* _Exercise description_
Please edit the records below by changing every "legend-label" to "legend-entry", leaving everything else as it is.

* _Dataset rows_
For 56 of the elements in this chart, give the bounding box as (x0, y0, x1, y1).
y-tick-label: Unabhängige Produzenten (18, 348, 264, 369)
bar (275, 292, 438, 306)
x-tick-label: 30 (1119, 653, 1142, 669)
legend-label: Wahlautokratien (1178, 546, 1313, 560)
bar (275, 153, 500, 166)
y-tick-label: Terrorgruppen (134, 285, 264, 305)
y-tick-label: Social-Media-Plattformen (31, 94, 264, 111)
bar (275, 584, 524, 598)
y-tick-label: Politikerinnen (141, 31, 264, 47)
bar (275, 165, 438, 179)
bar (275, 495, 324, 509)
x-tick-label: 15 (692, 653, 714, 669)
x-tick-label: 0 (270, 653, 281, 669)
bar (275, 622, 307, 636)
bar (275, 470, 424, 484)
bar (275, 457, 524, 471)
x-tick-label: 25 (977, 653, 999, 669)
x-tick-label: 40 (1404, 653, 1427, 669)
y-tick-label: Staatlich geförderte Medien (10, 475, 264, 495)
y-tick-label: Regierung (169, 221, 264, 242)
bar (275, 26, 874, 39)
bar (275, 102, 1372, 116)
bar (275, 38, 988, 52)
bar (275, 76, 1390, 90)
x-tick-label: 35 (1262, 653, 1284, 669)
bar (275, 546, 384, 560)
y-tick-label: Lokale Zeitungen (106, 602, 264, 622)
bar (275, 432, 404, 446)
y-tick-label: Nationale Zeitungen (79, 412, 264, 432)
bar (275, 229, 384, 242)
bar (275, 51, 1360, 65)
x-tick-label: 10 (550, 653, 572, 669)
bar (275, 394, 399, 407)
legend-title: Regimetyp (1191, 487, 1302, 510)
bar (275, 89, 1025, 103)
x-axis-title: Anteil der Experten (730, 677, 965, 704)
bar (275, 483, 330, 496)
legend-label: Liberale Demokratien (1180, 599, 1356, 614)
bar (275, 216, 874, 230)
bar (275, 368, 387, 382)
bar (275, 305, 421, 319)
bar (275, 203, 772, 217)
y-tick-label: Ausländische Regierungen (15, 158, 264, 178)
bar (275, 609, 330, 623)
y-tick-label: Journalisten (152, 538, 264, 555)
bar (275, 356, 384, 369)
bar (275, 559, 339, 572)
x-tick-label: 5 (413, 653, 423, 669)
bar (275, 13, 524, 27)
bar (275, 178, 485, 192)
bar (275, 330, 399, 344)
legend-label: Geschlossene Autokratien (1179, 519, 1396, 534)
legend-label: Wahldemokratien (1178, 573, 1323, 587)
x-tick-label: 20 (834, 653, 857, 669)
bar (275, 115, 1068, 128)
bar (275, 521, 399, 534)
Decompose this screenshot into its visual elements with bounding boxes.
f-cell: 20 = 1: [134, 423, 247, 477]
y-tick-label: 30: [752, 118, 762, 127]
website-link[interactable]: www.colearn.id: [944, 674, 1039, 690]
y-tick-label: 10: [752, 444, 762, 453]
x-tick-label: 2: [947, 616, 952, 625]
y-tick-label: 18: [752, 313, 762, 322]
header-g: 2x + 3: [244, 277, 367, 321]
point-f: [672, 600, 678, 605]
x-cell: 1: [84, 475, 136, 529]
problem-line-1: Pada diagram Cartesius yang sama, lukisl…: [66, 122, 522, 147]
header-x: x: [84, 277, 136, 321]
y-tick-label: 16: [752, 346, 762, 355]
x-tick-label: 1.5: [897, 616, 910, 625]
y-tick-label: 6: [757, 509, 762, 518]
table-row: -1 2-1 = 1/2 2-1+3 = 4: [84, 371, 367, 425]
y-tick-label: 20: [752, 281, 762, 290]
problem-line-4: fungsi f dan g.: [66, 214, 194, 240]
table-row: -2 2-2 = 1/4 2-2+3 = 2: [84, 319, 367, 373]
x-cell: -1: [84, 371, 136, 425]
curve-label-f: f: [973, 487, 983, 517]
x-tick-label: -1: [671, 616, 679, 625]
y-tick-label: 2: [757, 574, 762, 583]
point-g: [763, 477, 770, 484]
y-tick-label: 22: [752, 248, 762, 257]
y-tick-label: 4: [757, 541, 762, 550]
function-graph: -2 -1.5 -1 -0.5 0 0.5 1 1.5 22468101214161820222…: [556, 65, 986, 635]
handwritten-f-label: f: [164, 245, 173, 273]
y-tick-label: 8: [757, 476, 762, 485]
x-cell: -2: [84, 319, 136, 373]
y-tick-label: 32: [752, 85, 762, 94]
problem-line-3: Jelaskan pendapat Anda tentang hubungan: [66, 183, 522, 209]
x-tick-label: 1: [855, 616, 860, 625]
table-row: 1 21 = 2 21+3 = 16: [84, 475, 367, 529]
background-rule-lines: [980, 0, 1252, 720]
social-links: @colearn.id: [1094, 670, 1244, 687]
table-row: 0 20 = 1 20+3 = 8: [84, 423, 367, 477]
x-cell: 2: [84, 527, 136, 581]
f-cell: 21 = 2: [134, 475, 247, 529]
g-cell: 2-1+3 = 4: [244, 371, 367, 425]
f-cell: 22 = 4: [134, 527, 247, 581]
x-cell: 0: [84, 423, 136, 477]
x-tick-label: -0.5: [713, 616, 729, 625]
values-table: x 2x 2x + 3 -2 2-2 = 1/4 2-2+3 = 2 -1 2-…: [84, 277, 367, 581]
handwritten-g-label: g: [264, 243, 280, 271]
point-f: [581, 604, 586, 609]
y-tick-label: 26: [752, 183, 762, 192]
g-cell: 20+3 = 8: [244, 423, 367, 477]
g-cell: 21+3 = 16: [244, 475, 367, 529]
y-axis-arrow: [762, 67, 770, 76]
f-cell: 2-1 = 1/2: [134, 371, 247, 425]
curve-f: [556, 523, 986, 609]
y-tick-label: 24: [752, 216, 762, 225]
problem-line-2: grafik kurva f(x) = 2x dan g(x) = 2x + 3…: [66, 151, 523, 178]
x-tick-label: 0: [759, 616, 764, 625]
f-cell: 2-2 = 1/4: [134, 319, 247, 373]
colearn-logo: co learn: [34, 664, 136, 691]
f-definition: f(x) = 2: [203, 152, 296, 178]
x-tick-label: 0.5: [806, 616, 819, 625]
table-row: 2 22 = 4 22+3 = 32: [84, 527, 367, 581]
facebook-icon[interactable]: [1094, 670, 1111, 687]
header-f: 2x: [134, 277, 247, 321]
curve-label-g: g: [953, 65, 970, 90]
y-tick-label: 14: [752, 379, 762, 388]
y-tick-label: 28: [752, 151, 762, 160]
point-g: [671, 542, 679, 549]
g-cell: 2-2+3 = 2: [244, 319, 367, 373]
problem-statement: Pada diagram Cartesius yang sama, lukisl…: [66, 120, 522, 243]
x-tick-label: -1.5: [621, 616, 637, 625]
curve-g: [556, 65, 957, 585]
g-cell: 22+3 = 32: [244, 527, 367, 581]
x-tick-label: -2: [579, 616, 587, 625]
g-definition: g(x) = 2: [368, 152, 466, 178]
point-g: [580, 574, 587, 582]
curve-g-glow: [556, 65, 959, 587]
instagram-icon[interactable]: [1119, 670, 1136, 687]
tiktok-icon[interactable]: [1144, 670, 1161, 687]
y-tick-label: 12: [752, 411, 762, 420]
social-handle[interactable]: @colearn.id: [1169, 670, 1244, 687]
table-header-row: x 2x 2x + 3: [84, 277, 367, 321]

* _Completed exercise_
For 56 of the elements in this chart, give the bounding box as (x0, y0, x1, y1).
y-tick-label: Unabhängige Produzenten (18, 348, 264, 369)
bar (275, 292, 438, 306)
x-tick-label: 30 (1119, 653, 1142, 669)
legend-entry: Wahlautokratien (1178, 546, 1313, 560)
bar (275, 153, 500, 166)
y-tick-label: Terrorgruppen (134, 285, 264, 305)
y-tick-label: Social-Media-Plattformen (31, 94, 264, 111)
bar (275, 584, 524, 598)
y-tick-label: Politikerinnen (141, 31, 264, 47)
bar (275, 165, 438, 179)
bar (275, 495, 324, 509)
x-tick-label: 15 (692, 653, 714, 669)
x-tick-label: 0 (270, 653, 281, 669)
bar (275, 622, 307, 636)
bar (275, 470, 424, 484)
bar (275, 457, 524, 471)
x-tick-label: 25 (977, 653, 999, 669)
x-tick-label: 40 (1404, 653, 1427, 669)
y-tick-label: Staatlich geförderte Medien (10, 475, 264, 495)
y-tick-label: Regierung (169, 221, 264, 242)
bar (275, 26, 874, 39)
bar (275, 102, 1372, 116)
bar (275, 38, 988, 52)
bar (275, 76, 1390, 90)
x-tick-label: 35 (1262, 653, 1284, 669)
bar (275, 546, 384, 560)
y-tick-label: Lokale Zeitungen (106, 602, 264, 622)
bar (275, 432, 404, 446)
y-tick-label: Nationale Zeitungen (79, 412, 264, 432)
bar (275, 229, 384, 242)
bar (275, 51, 1360, 65)
x-tick-label: 10 (550, 653, 572, 669)
bar (275, 394, 399, 407)
legend-title: Regimetyp (1191, 487, 1302, 510)
bar (275, 89, 1025, 103)
x-axis-title: Anteil der Experten (730, 677, 965, 704)
bar (275, 483, 330, 496)
legend-entry: Liberale Demokratien (1180, 599, 1356, 614)
bar (275, 216, 874, 230)
bar (275, 368, 387, 382)
bar (275, 305, 421, 319)
bar (275, 203, 772, 217)
y-tick-label: Ausländische Regierungen (15, 158, 264, 178)
bar (275, 609, 330, 623)
y-tick-label: Journalisten (152, 538, 264, 555)
bar (275, 356, 384, 369)
bar (275, 559, 339, 572)
x-tick-label: 5 (413, 653, 423, 669)
bar (275, 13, 524, 27)
bar (275, 178, 485, 192)
bar (275, 330, 399, 344)
legend-entry: Geschlossene Autokratien (1179, 519, 1396, 534)
legend-entry: Wahldemokratien (1178, 573, 1323, 587)
x-tick-label: 20 (834, 653, 857, 669)
bar (275, 115, 1068, 128)
bar (275, 521, 399, 534)
Decompose this screenshot into its visual elements with bounding boxes.
f-cell: 20 = 1: [134, 423, 247, 477]
y-tick-label: 30: [752, 118, 762, 127]
website-link[interactable]: www.colearn.id: [944, 674, 1039, 690]
y-tick-label: 10: [752, 444, 762, 453]
x-tick-label: 2: [947, 616, 952, 625]
y-tick-label: 18: [752, 313, 762, 322]
header-g: 2x + 3: [244, 277, 367, 321]
point-f: [672, 600, 678, 605]
x-cell: 1: [84, 475, 136, 529]
problem-line-1: Pada diagram Cartesius yang sama, lukisl…: [66, 122, 522, 147]
header-x: x: [84, 277, 136, 321]
y-tick-label: 16: [752, 346, 762, 355]
x-tick-label: 1.5: [897, 616, 910, 625]
y-tick-label: 6: [757, 509, 762, 518]
table-row: -1 2-1 = 1/2 2-1+3 = 4: [84, 371, 367, 425]
y-tick-label: 20: [752, 281, 762, 290]
problem-line-4: fungsi f dan g.: [66, 214, 194, 240]
table-row: -2 2-2 = 1/4 2-2+3 = 2: [84, 319, 367, 373]
x-cell: -1: [84, 371, 136, 425]
curve-label-f: f: [973, 487, 983, 517]
x-tick-label: -1: [671, 616, 679, 625]
y-tick-label: 2: [757, 574, 762, 583]
point-g: [763, 477, 770, 484]
y-tick-label: 22: [752, 248, 762, 257]
y-tick-label: 4: [757, 541, 762, 550]
function-graph: -2 -1.5 -1 -0.5 0 0.5 1 1.5 22468101214161820222…: [556, 65, 986, 635]
handwritten-f-label: f: [164, 245, 173, 273]
y-tick-label: 8: [757, 476, 762, 485]
x-cell: -2: [84, 319, 136, 373]
y-tick-label: 32: [752, 85, 762, 94]
problem-line-3: Jelaskan pendapat Anda tentang hubungan: [66, 183, 522, 209]
x-tick-label: 1: [855, 616, 860, 625]
table-row: 1 21 = 2 21+3 = 16: [84, 475, 367, 529]
background-rule-lines: [980, 0, 1252, 720]
social-links: @colearn.id: [1094, 670, 1244, 687]
table-row: 0 20 = 1 20+3 = 8: [84, 423, 367, 477]
x-cell: 2: [84, 527, 136, 581]
f-cell: 21 = 2: [134, 475, 247, 529]
g-cell: 2-1+3 = 4: [244, 371, 367, 425]
f-cell: 22 = 4: [134, 527, 247, 581]
x-cell: 0: [84, 423, 136, 477]
x-tick-label: -0.5: [713, 616, 729, 625]
values-table: x 2x 2x + 3 -2 2-2 = 1/4 2-2+3 = 2 -1 2-…: [84, 277, 367, 581]
handwritten-g-label: g: [264, 243, 280, 271]
point-f: [581, 604, 586, 609]
y-tick-label: 26: [752, 183, 762, 192]
g-cell: 20+3 = 8: [244, 423, 367, 477]
g-cell: 21+3 = 16: [244, 475, 367, 529]
y-axis-arrow: [762, 67, 770, 76]
f-cell: 2-1 = 1/2: [134, 371, 247, 425]
curve-f: [556, 523, 986, 609]
y-tick-label: 24: [752, 216, 762, 225]
problem-line-2: grafik kurva f(x) = 2x dan g(x) = 2x + 3…: [66, 151, 523, 178]
x-tick-label: 0: [759, 616, 764, 625]
f-cell: 2-2 = 1/4: [134, 319, 247, 373]
colearn-logo: co learn: [34, 664, 136, 691]
f-definition: f(x) = 2: [203, 152, 296, 178]
x-tick-label: 0.5: [806, 616, 819, 625]
table-row: 2 22 = 4 22+3 = 32: [84, 527, 367, 581]
facebook-icon[interactable]: [1094, 670, 1111, 687]
header-f: 2x: [134, 277, 247, 321]
curve-label-g: g: [953, 65, 970, 90]
y-tick-label: 14: [752, 379, 762, 388]
y-tick-label: 28: [752, 151, 762, 160]
point-g: [671, 542, 679, 549]
g-cell: 2-2+3 = 2: [244, 319, 367, 373]
problem-statement: Pada diagram Cartesius yang sama, lukisl…: [66, 120, 522, 243]
x-tick-label: -1.5: [621, 616, 637, 625]
curve-g: [556, 65, 957, 585]
g-cell: 22+3 = 32: [244, 527, 367, 581]
x-tick-label: -2: [579, 616, 587, 625]
g-definition: g(x) = 2: [368, 152, 466, 178]
point-g: [580, 574, 587, 582]
curve-g-glow: [556, 65, 959, 587]
instagram-icon[interactable]: [1119, 670, 1136, 687]
tiktok-icon[interactable]: [1144, 670, 1161, 687]
y-tick-label: 12: [752, 411, 762, 420]
social-handle[interactable]: @colearn.id: [1169, 670, 1244, 687]
table-header-row: x 2x 2x + 3: [84, 277, 367, 321]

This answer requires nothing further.